The problem: Copy every line of the data that includes the string "name".
----------
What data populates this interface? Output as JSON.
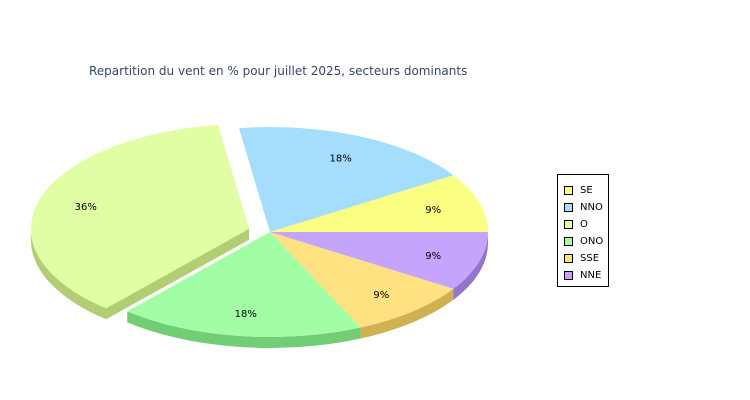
{
  "chart_data": {
    "type": "pie",
    "title": "Repartition du vent en % pour juillet 2025, secteurs dominants",
    "slices": [
      {
        "name": "SE",
        "value": 9,
        "label": "9%",
        "color": "#fafe82",
        "side": "#c9cb52",
        "exploded": false
      },
      {
        "name": "NNO",
        "value": 18,
        "label": "18%",
        "color": "#a4defc",
        "side": "#74aecc",
        "exploded": false
      },
      {
        "name": "O",
        "value": 36,
        "label": "36%",
        "color": "#e2fea4",
        "side": "#b2ce74",
        "exploded": true
      },
      {
        "name": "ONO",
        "value": 18,
        "label": "18%",
        "color": "#a2fea4",
        "side": "#72ce74",
        "exploded": false
      },
      {
        "name": "SSE",
        "value": 9,
        "label": "9%",
        "color": "#fee282",
        "side": "#ceb252",
        "exploded": false
      },
      {
        "name": "NNE",
        "value": 9,
        "label": "9%",
        "color": "#c4a4fc",
        "side": "#9474cc",
        "exploded": false
      }
    ],
    "legend_position": "right"
  }
}
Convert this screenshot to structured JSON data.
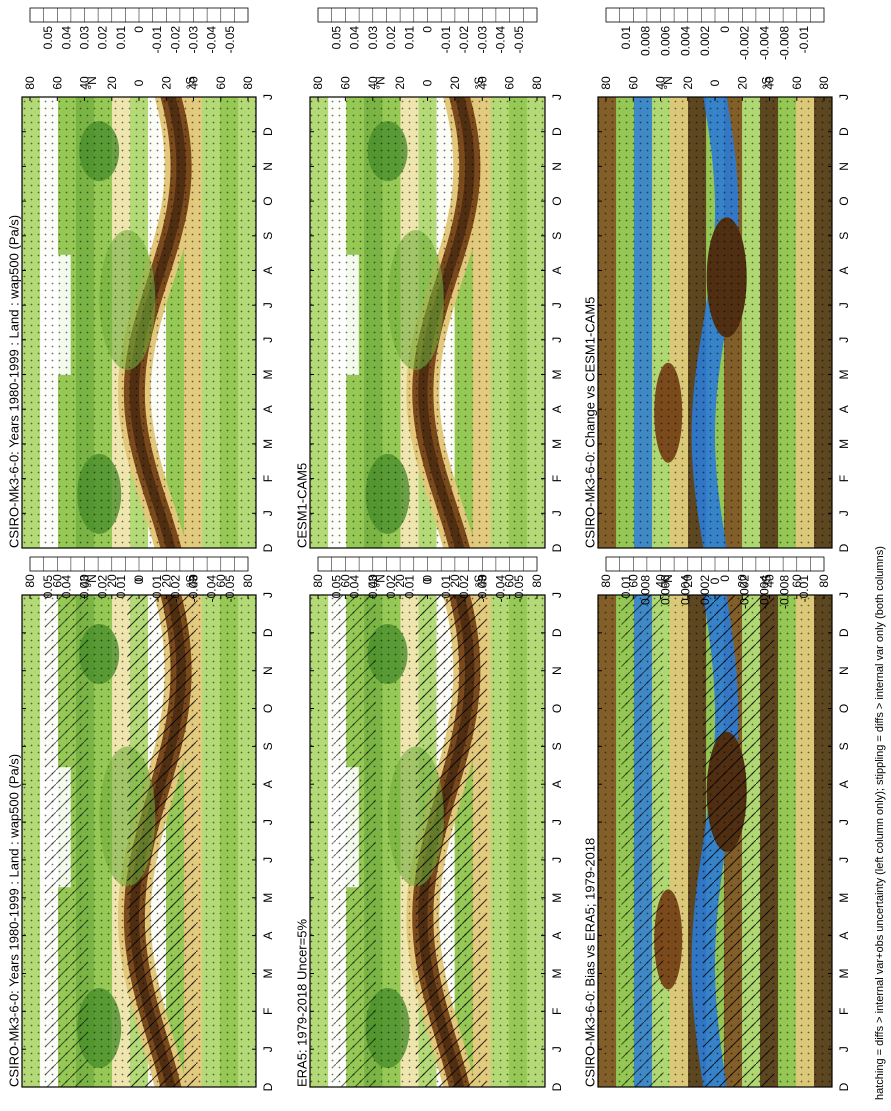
----------
Answer to this problem:
        "name": "SE",
        "name": "NNO",
        "name": "O",
        "name": "ONO",
        "name": "SSE",
        "name": "NNE",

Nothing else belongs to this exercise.